INSTRUCTION —
Without the pictures, give the entries below again exactly as written.

SUPPLIED DATA —
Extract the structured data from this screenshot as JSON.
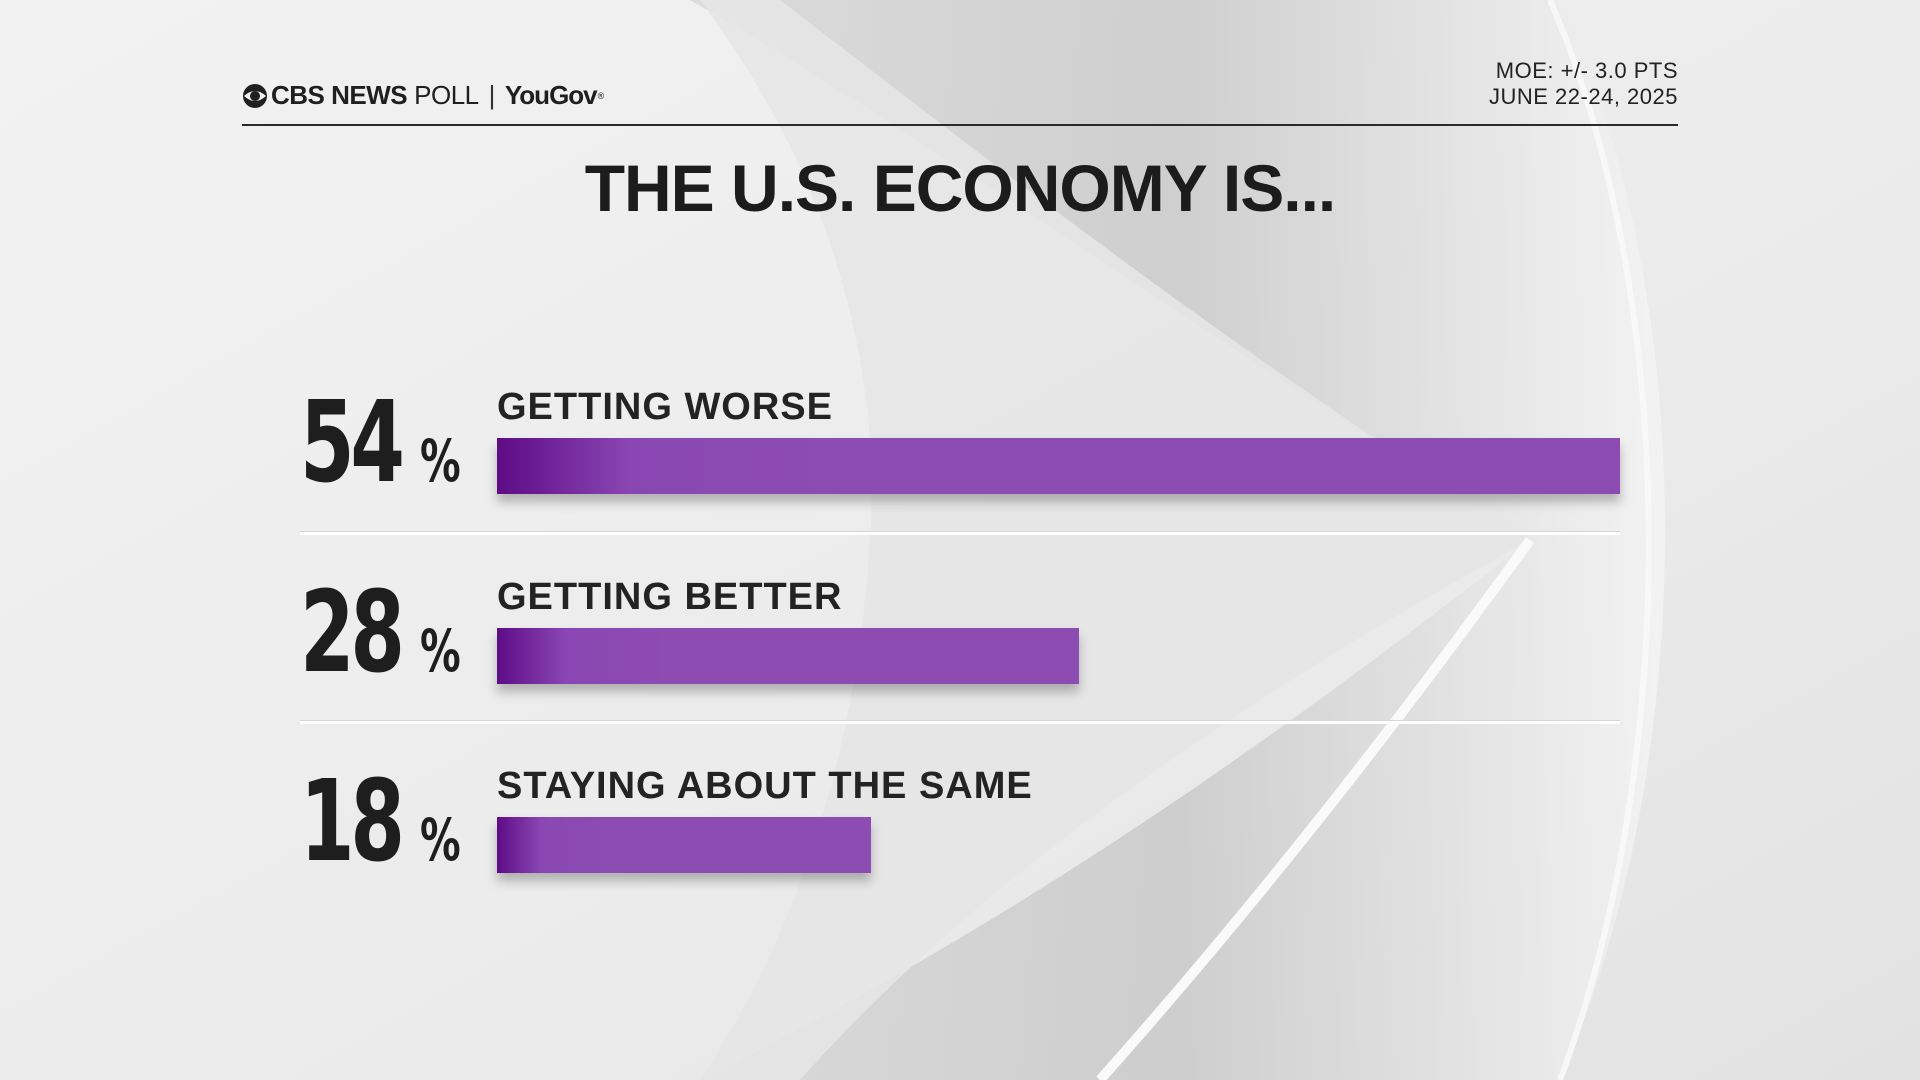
{
  "brand": {
    "cbs": "CBS NEWS",
    "poll": "POLL",
    "separator": "|",
    "partner": "YouGov",
    "registered": "®"
  },
  "meta": {
    "moe": "MOE: +/- 3.0 PTS",
    "date": "JUNE 22-24, 2025"
  },
  "colors": {
    "bar": "#8c4cb1",
    "bar_dark": "#5e0c86",
    "text": "#1e1e1e"
  },
  "chart_data": {
    "type": "bar",
    "title": "THE U.S. ECONOMY IS...",
    "categories": [
      "GETTING WORSE",
      "GETTING BETTER",
      "STAYING ABOUT THE SAME"
    ],
    "values": [
      54,
      28,
      18
    ],
    "value_labels": [
      "54",
      "28",
      "18"
    ],
    "unit": "%",
    "orientation": "horizontal",
    "xlim": [
      0,
      54
    ],
    "grid": false
  }
}
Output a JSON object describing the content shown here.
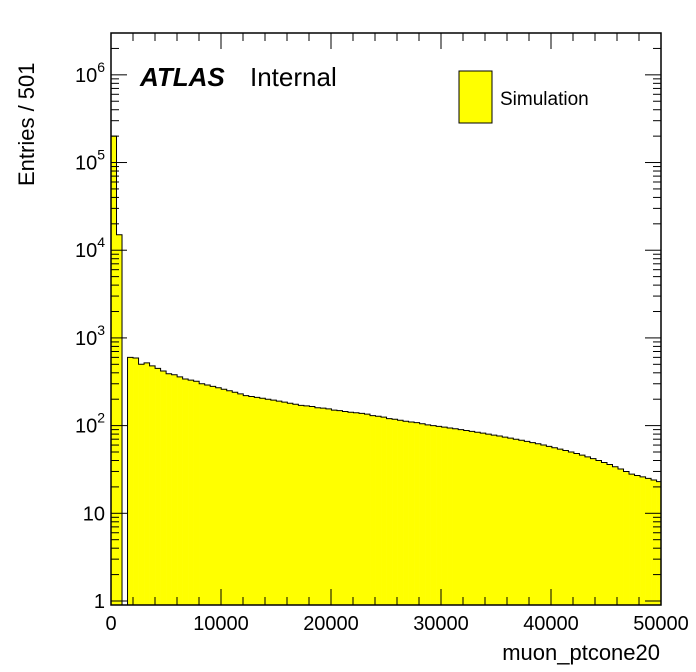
{
  "chart_data": {
    "type": "bar",
    "style": "histogram",
    "xlabel": "muon_ptcone20",
    "ylabel": "Entries / 501",
    "xlim": [
      0,
      50000
    ],
    "ylim": [
      0.9,
      3000000
    ],
    "log_y": true,
    "grid": false,
    "fill_color": "#ffff00",
    "line_color": "#000000",
    "legend": {
      "position": "top-right",
      "entries": [
        "Simulation"
      ]
    },
    "atlas_label": "ATLAS",
    "atlas_status": "Internal",
    "x_ticks": [
      0,
      10000,
      20000,
      30000,
      40000,
      50000
    ],
    "x_tick_labels": [
      "0",
      "10000",
      "20000",
      "30000",
      "40000",
      "50000"
    ],
    "y_ticks": [
      1,
      10,
      100,
      1000,
      10000,
      100000,
      1000000
    ],
    "y_tick_labels": [
      {
        "base": "1",
        "exp": ""
      },
      {
        "base": "10",
        "exp": ""
      },
      {
        "base": "10",
        "exp": "2"
      },
      {
        "base": "10",
        "exp": "3"
      },
      {
        "base": "10",
        "exp": "4"
      },
      {
        "base": "10",
        "exp": "5"
      },
      {
        "base": "10",
        "exp": "6"
      }
    ],
    "bin_width": 501,
    "x_start": 0,
    "values": [
      200000,
      15000,
      0,
      600,
      590,
      500,
      520,
      480,
      450,
      420,
      390,
      380,
      360,
      340,
      330,
      320,
      300,
      290,
      280,
      270,
      260,
      250,
      240,
      230,
      220,
      215,
      210,
      205,
      200,
      195,
      190,
      185,
      180,
      175,
      170,
      168,
      165,
      160,
      158,
      155,
      150,
      148,
      145,
      142,
      140,
      138,
      135,
      130,
      128,
      125,
      120,
      118,
      115,
      112,
      110,
      108,
      105,
      102,
      100,
      98,
      96,
      94,
      92,
      90,
      88,
      86,
      84,
      82,
      80,
      78,
      76,
      74,
      72,
      70,
      68,
      66,
      64,
      62,
      60,
      58,
      56,
      54,
      52,
      50,
      48,
      46,
      44,
      42,
      40,
      38,
      36,
      34,
      32,
      30,
      28,
      27,
      26,
      25,
      24,
      23
    ]
  }
}
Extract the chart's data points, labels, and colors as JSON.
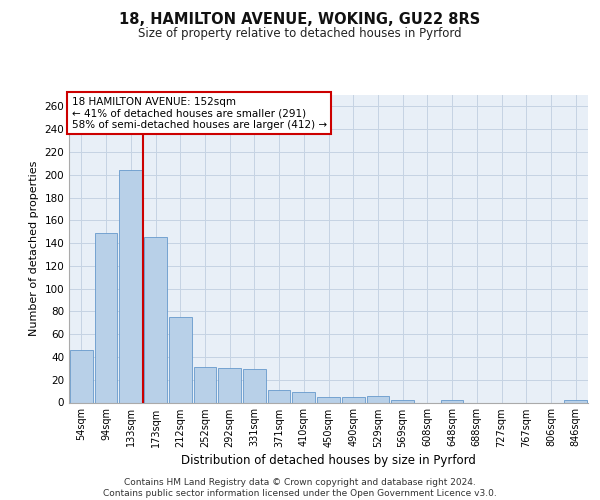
{
  "title1": "18, HAMILTON AVENUE, WOKING, GU22 8RS",
  "title2": "Size of property relative to detached houses in Pyrford",
  "xlabel": "Distribution of detached houses by size in Pyrford",
  "ylabel": "Number of detached properties",
  "categories": [
    "54sqm",
    "94sqm",
    "133sqm",
    "173sqm",
    "212sqm",
    "252sqm",
    "292sqm",
    "331sqm",
    "371sqm",
    "410sqm",
    "450sqm",
    "490sqm",
    "529sqm",
    "569sqm",
    "608sqm",
    "648sqm",
    "688sqm",
    "727sqm",
    "767sqm",
    "806sqm",
    "846sqm"
  ],
  "values": [
    46,
    149,
    204,
    145,
    75,
    31,
    30,
    29,
    11,
    9,
    5,
    5,
    6,
    2,
    0,
    2,
    0,
    0,
    0,
    0,
    2
  ],
  "bar_color": "#b8d0e8",
  "bar_edge_color": "#6699cc",
  "vline_x": 2.5,
  "vline_color": "#cc0000",
  "annotation_line1": "18 HAMILTON AVENUE: 152sqm",
  "annotation_line2": "← 41% of detached houses are smaller (291)",
  "annotation_line3": "58% of semi-detached houses are larger (412) →",
  "ylim_max": 270,
  "yticks": [
    0,
    20,
    40,
    60,
    80,
    100,
    120,
    140,
    160,
    180,
    200,
    220,
    240,
    260
  ],
  "footer": "Contains HM Land Registry data © Crown copyright and database right 2024.\nContains public sector information licensed under the Open Government Licence v3.0.",
  "bg_color": "#e8eff7",
  "grid_color": "#c5d3e3"
}
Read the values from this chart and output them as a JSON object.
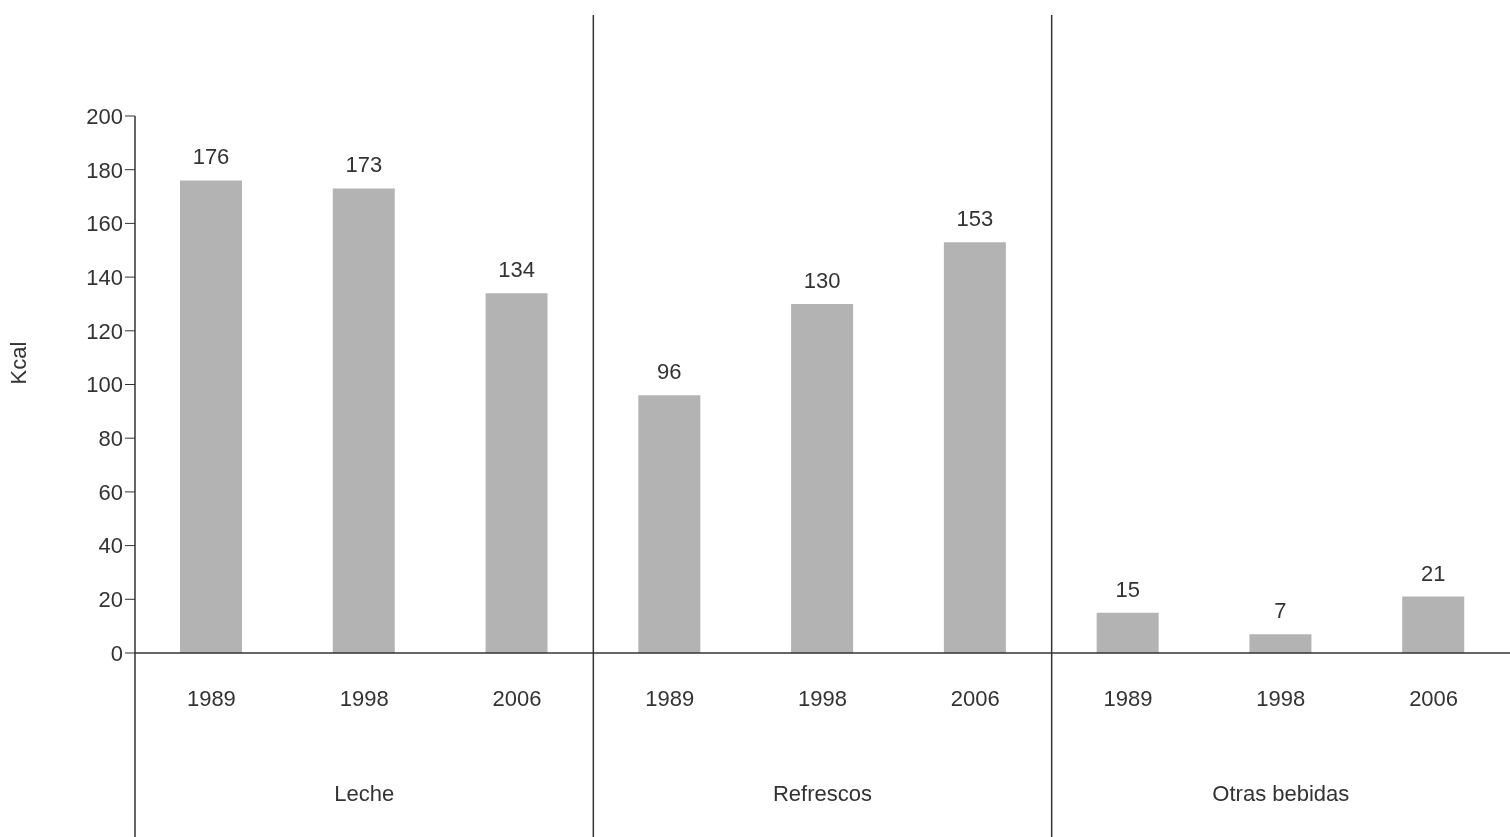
{
  "chart_data": {
    "type": "bar",
    "ylabel": "Kcal",
    "categories": [
      "1989",
      "1998",
      "2006",
      "1989",
      "1998",
      "2006",
      "1989",
      "1998",
      "2006"
    ],
    "values": [
      176,
      173,
      134,
      96,
      130,
      153,
      15,
      7,
      21
    ],
    "color": "#b3b3b3",
    "ylim": [
      0,
      200
    ],
    "yticks": [
      0,
      20,
      40,
      60,
      80,
      100,
      120,
      140,
      160,
      180,
      200
    ],
    "data_labels": true,
    "annotations": [
      "Leche",
      "Refrescos",
      "Otras bebidas"
    ]
  }
}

WRITTEN SOLUTION —
Extract the structured data from this screenshot as JSON.
{
  "brand": {
    "cbs": "CBS NEWS",
    "poll": "POLL",
    "separator": "|",
    "partner": "YouGov",
    "registered": "®"
  },
  "meta": {
    "moe": "MOE: +/- 3.0 PTS",
    "date": "JUNE 22-24, 2025"
  },
  "colors": {
    "bar": "#8c4cb1",
    "bar_dark": "#5e0c86",
    "text": "#1e1e1e"
  },
  "chart_data": {
    "type": "bar",
    "title": "THE U.S. ECONOMY IS...",
    "categories": [
      "GETTING WORSE",
      "GETTING BETTER",
      "STAYING ABOUT THE SAME"
    ],
    "values": [
      54,
      28,
      18
    ],
    "value_labels": [
      "54",
      "28",
      "18"
    ],
    "unit": "%",
    "orientation": "horizontal",
    "xlim": [
      0,
      54
    ],
    "grid": false
  }
}
Output a JSON object describing the content shown here.
{
  "chart_data": {
    "type": "bar",
    "style": "histogram",
    "xlabel": "muon_ptcone20",
    "ylabel": "Entries / 501",
    "xlim": [
      0,
      50000
    ],
    "ylim": [
      0.9,
      3000000
    ],
    "log_y": true,
    "grid": false,
    "fill_color": "#ffff00",
    "line_color": "#000000",
    "legend": {
      "position": "top-right",
      "entries": [
        "Simulation"
      ]
    },
    "atlas_label": "ATLAS",
    "atlas_status": "Internal",
    "x_ticks": [
      0,
      10000,
      20000,
      30000,
      40000,
      50000
    ],
    "x_tick_labels": [
      "0",
      "10000",
      "20000",
      "30000",
      "40000",
      "50000"
    ],
    "y_ticks": [
      1,
      10,
      100,
      1000,
      10000,
      100000,
      1000000
    ],
    "y_tick_labels": [
      {
        "base": "1",
        "exp": ""
      },
      {
        "base": "10",
        "exp": ""
      },
      {
        "base": "10",
        "exp": "2"
      },
      {
        "base": "10",
        "exp": "3"
      },
      {
        "base": "10",
        "exp": "4"
      },
      {
        "base": "10",
        "exp": "5"
      },
      {
        "base": "10",
        "exp": "6"
      }
    ],
    "bin_width": 501,
    "x_start": 0,
    "values": [
      200000,
      15000,
      0,
      600,
      590,
      500,
      520,
      480,
      450,
      420,
      390,
      380,
      360,
      340,
      330,
      320,
      300,
      290,
      280,
      270,
      260,
      250,
      240,
      230,
      220,
      215,
      210,
      205,
      200,
      195,
      190,
      185,
      180,
      175,
      170,
      168,
      165,
      160,
      158,
      155,
      150,
      148,
      145,
      142,
      140,
      138,
      135,
      130,
      128,
      125,
      120,
      118,
      115,
      112,
      110,
      108,
      105,
      102,
      100,
      98,
      96,
      94,
      92,
      90,
      88,
      86,
      84,
      82,
      80,
      78,
      76,
      74,
      72,
      70,
      68,
      66,
      64,
      62,
      60,
      58,
      56,
      54,
      52,
      50,
      48,
      46,
      44,
      42,
      40,
      38,
      36,
      34,
      32,
      30,
      28,
      27,
      26,
      25,
      24,
      23
    ]
  }
}
Extract the chart's data points, labels, and colors as JSON.
{
  "title1": "18, HAMILTON AVENUE, WOKING, GU22 8RS",
  "title2": "Size of property relative to detached houses in Pyrford",
  "xlabel": "Distribution of detached houses by size in Pyrford",
  "ylabel": "Number of detached properties",
  "categories": [
    "54sqm",
    "94sqm",
    "133sqm",
    "173sqm",
    "212sqm",
    "252sqm",
    "292sqm",
    "331sqm",
    "371sqm",
    "410sqm",
    "450sqm",
    "490sqm",
    "529sqm",
    "569sqm",
    "608sqm",
    "648sqm",
    "688sqm",
    "727sqm",
    "767sqm",
    "806sqm",
    "846sqm"
  ],
  "values": [
    46,
    149,
    204,
    145,
    75,
    31,
    30,
    29,
    11,
    9,
    5,
    5,
    6,
    2,
    0,
    2,
    0,
    0,
    0,
    0,
    2
  ],
  "bar_color": "#b8d0e8",
  "bar_edge_color": "#6699cc",
  "vline_x": 2.5,
  "vline_color": "#cc0000",
  "annotation_line1": "18 HAMILTON AVENUE: 152sqm",
  "annotation_line2": "← 41% of detached houses are smaller (291)",
  "annotation_line3": "58% of semi-detached houses are larger (412) →",
  "ylim_max": 270,
  "yticks": [
    0,
    20,
    40,
    60,
    80,
    100,
    120,
    140,
    160,
    180,
    200,
    220,
    240,
    260
  ],
  "footer": "Contains HM Land Registry data © Crown copyright and database right 2024.\nContains public sector information licensed under the Open Government Licence v3.0.",
  "bg_color": "#e8eff7",
  "grid_color": "#c5d3e3"
}
Read the values from this chart and output them as a JSON object.
{
  "chart_data": {
    "type": "bar",
    "ylabel": "Kcal",
    "categories": [
      "1989",
      "1998",
      "2006",
      "1989",
      "1998",
      "2006",
      "1989",
      "1998",
      "2006"
    ],
    "values": [
      176,
      173,
      134,
      96,
      130,
      153,
      15,
      7,
      21
    ],
    "color": "#b3b3b3",
    "ylim": [
      0,
      200
    ],
    "yticks": [
      0,
      20,
      40,
      60,
      80,
      100,
      120,
      140,
      160,
      180,
      200
    ],
    "data_labels": true,
    "annotations": [
      "Leche",
      "Refrescos",
      "Otras bebidas"
    ]
  }
}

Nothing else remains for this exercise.